* WORK TO COMPLETE
Using the data below, copy every line that contains the word "color".

* PROVIDED DATA
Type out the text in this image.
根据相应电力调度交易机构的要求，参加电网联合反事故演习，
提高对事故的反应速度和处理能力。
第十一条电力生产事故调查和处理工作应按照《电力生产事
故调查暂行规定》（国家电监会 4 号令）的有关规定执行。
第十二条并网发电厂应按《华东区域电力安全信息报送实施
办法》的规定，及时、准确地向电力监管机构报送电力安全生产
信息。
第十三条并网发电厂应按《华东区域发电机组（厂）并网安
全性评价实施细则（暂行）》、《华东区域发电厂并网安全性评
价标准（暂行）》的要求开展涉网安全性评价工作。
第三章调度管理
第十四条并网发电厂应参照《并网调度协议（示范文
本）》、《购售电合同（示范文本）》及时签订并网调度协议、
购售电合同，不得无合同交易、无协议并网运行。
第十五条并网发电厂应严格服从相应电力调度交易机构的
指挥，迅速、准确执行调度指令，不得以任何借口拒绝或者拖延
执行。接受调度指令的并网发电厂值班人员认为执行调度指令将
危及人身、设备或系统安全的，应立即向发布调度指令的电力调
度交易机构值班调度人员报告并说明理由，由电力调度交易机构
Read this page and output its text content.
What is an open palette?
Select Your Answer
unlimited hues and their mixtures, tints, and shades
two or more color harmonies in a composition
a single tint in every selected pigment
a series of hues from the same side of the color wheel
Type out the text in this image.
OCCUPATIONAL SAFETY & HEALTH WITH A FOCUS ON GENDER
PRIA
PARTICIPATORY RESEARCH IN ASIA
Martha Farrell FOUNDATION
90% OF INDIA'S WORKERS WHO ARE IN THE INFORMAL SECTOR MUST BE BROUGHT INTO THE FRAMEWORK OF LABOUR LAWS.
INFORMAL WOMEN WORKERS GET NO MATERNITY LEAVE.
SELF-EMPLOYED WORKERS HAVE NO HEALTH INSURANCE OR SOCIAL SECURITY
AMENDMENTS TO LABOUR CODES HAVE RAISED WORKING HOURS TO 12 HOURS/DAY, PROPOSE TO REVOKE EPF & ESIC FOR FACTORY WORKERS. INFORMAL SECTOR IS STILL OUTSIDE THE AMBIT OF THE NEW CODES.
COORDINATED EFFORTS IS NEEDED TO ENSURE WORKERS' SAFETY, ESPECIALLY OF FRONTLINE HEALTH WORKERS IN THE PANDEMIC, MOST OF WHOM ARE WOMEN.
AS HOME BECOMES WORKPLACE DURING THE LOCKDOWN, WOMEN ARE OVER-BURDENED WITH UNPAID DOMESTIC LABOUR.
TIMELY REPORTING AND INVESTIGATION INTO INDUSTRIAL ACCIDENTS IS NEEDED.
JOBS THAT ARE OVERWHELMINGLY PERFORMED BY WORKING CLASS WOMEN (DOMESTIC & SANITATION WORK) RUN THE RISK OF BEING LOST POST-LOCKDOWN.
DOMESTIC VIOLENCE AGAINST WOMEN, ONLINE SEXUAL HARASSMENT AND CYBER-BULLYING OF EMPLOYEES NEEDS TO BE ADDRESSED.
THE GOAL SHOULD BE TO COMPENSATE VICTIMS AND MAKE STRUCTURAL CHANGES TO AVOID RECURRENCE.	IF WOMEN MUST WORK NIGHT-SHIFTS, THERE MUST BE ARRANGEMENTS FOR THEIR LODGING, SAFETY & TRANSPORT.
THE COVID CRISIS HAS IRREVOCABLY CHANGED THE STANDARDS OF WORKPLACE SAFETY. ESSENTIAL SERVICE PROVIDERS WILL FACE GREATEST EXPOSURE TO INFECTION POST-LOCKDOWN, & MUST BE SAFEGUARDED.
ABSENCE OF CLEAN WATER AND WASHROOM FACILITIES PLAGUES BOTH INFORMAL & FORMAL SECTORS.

* WRITTEN SOLUTION
two or more color harmonies in a composition
a series of hues from the same side of the color wheel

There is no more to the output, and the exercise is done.